(Layout annotation records)
^^^^^^^^

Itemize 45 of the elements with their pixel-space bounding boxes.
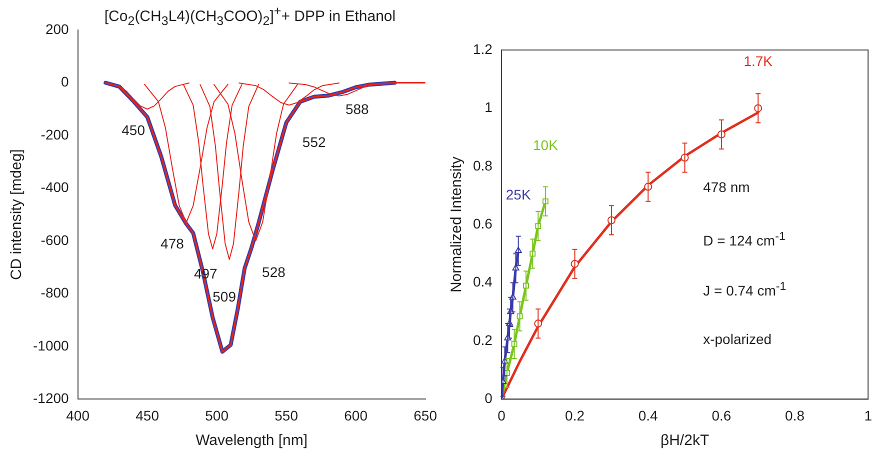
x-tick-label: 0.2 <box>565 407 585 424</box>
x-tick-label: 0.4 <box>638 407 658 424</box>
y-tick-label: 0.8 <box>472 157 493 174</box>
x-tick-label: 600 <box>344 407 368 424</box>
annotation: 478 <box>160 235 184 252</box>
x-axis-title: βH/2kT <box>660 432 710 450</box>
x-tick-label: 0 <box>498 407 506 424</box>
annotation: 478 nm <box>703 179 750 196</box>
x-tick-label: 400 <box>66 407 90 424</box>
y-tick-label: 200 <box>45 20 70 37</box>
y-tick-label: -400 <box>40 179 70 196</box>
y-tick-label: -1000 <box>32 337 70 354</box>
annotation: 509 <box>212 288 236 304</box>
y-tick-label: 0.4 <box>472 274 493 290</box>
text: 25K <box>506 186 532 203</box>
x-tick-label: 0.6 <box>712 407 732 424</box>
y-axis-title: CD intensity [mdeg] <box>8 149 26 280</box>
y-tick-label: -200 <box>40 126 70 142</box>
x-tick-label: 0.8 <box>785 407 805 424</box>
y-tick-label: 0.6 <box>472 215 493 232</box>
annotation: 552 <box>302 134 326 150</box>
x-axis-title: Wavelength [nm] <box>196 432 308 450</box>
y-tick-label: 0.2 <box>472 332 493 348</box>
x-tick-label: 500 <box>205 407 229 424</box>
y-axis-title: Normalized Intensity <box>448 156 466 293</box>
y-tick-label: 1 <box>484 99 493 116</box>
x-tick-label: 450 <box>136 407 160 424</box>
annotation: J = 0.74 cm$^{-1}$ <box>703 280 786 300</box>
x-tick-label: 650 <box>414 407 438 424</box>
y-tick-label: 0 <box>61 74 70 90</box>
annotation: 528 <box>262 264 286 280</box>
y-tick-label: -1200 <box>32 390 70 406</box>
y-tick-label: 0 <box>484 390 493 406</box>
text: 1.7K <box>744 52 774 69</box>
x-tick-label: 550 <box>274 407 298 424</box>
annotation: x-polarized <box>703 331 772 348</box>
chart-title: [Co$_{2}$(CH$_{3}$L4)(CH$_{3}$COO)$_{2}$]$^{+}$+ DPP in Ethanol <box>104 4 396 28</box>
annotation: 588 <box>345 100 370 117</box>
y-tick-label: 1.2 <box>472 40 493 57</box>
annotation: 450 <box>122 122 146 138</box>
text: 10K <box>533 137 559 154</box>
y-tick-label: -800 <box>40 284 70 301</box>
annotation: D = 124 cm$^{-1}$ <box>703 230 786 248</box>
x-tick-label: 1 <box>864 407 872 424</box>
y-tick-label: -600 <box>40 232 70 248</box>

^^^^^^^^

Task brief: Rewrite every line of the material above, replacing each "y-tick-label" with "y-axis-tick" and changing nothing else. Omit the pictures from your answer.

The result:
Itemize 45 of the elements with their pixel-space bounding boxes.
x-tick-label: 0.2 <box>565 407 585 424</box>
x-tick-label: 0.4 <box>638 407 658 424</box>
y-axis-tick: 0.8 <box>472 157 493 174</box>
x-tick-label: 600 <box>344 407 368 424</box>
annotation: 478 <box>160 235 184 252</box>
x-axis-title: βH/2kT <box>660 432 710 450</box>
x-tick-label: 0 <box>498 407 506 424</box>
annotation: 478 nm <box>703 179 750 196</box>
x-tick-label: 400 <box>66 407 90 424</box>
y-axis-tick: 200 <box>45 20 70 37</box>
y-axis-tick: -400 <box>40 179 70 196</box>
y-axis-tick: -1000 <box>32 337 70 354</box>
annotation: 509 <box>212 288 236 304</box>
y-axis-tick: 0.4 <box>472 274 493 290</box>
text: 25K <box>506 186 532 203</box>
x-tick-label: 0.6 <box>712 407 732 424</box>
y-axis-title: CD intensity [mdeg] <box>8 149 26 280</box>
y-axis-tick: -200 <box>40 126 70 142</box>
x-tick-label: 0.8 <box>785 407 805 424</box>
y-axis-tick: 0.6 <box>472 215 493 232</box>
annotation: 552 <box>302 134 326 150</box>
x-axis-title: Wavelength [nm] <box>196 432 308 450</box>
y-axis-tick: 0.2 <box>472 332 493 348</box>
x-tick-label: 500 <box>205 407 229 424</box>
y-axis-title: Normalized Intensity <box>448 156 466 293</box>
y-axis-tick: 1 <box>484 99 493 116</box>
x-tick-label: 450 <box>136 407 160 424</box>
annotation: J = 0.74 cm$^{-1}$ <box>703 280 786 300</box>
x-tick-label: 650 <box>414 407 438 424</box>
y-axis-tick: 0 <box>61 74 70 90</box>
annotation: 528 <box>262 264 286 280</box>
y-axis-tick: -1200 <box>32 390 70 406</box>
y-axis-tick: 0 <box>484 390 493 406</box>
text: 1.7K <box>744 52 774 69</box>
x-tick-label: 550 <box>274 407 298 424</box>
annotation: x-polarized <box>703 331 772 348</box>
chart-title: [Co$_{2}$(CH$_{3}$L4)(CH$_{3}$COO)$_{2}$]$^{+}$+ DPP in Ethanol <box>104 4 396 28</box>
annotation: 588 <box>345 100 370 117</box>
y-axis-tick: 1.2 <box>472 40 493 57</box>
annotation: 450 <box>122 122 146 138</box>
text: 10K <box>533 137 559 154</box>
y-axis-tick: -800 <box>40 284 70 301</box>
annotation: D = 124 cm$^{-1}$ <box>703 230 786 248</box>
x-tick-label: 1 <box>864 407 872 424</box>
y-axis-tick: -600 <box>40 232 70 248</box>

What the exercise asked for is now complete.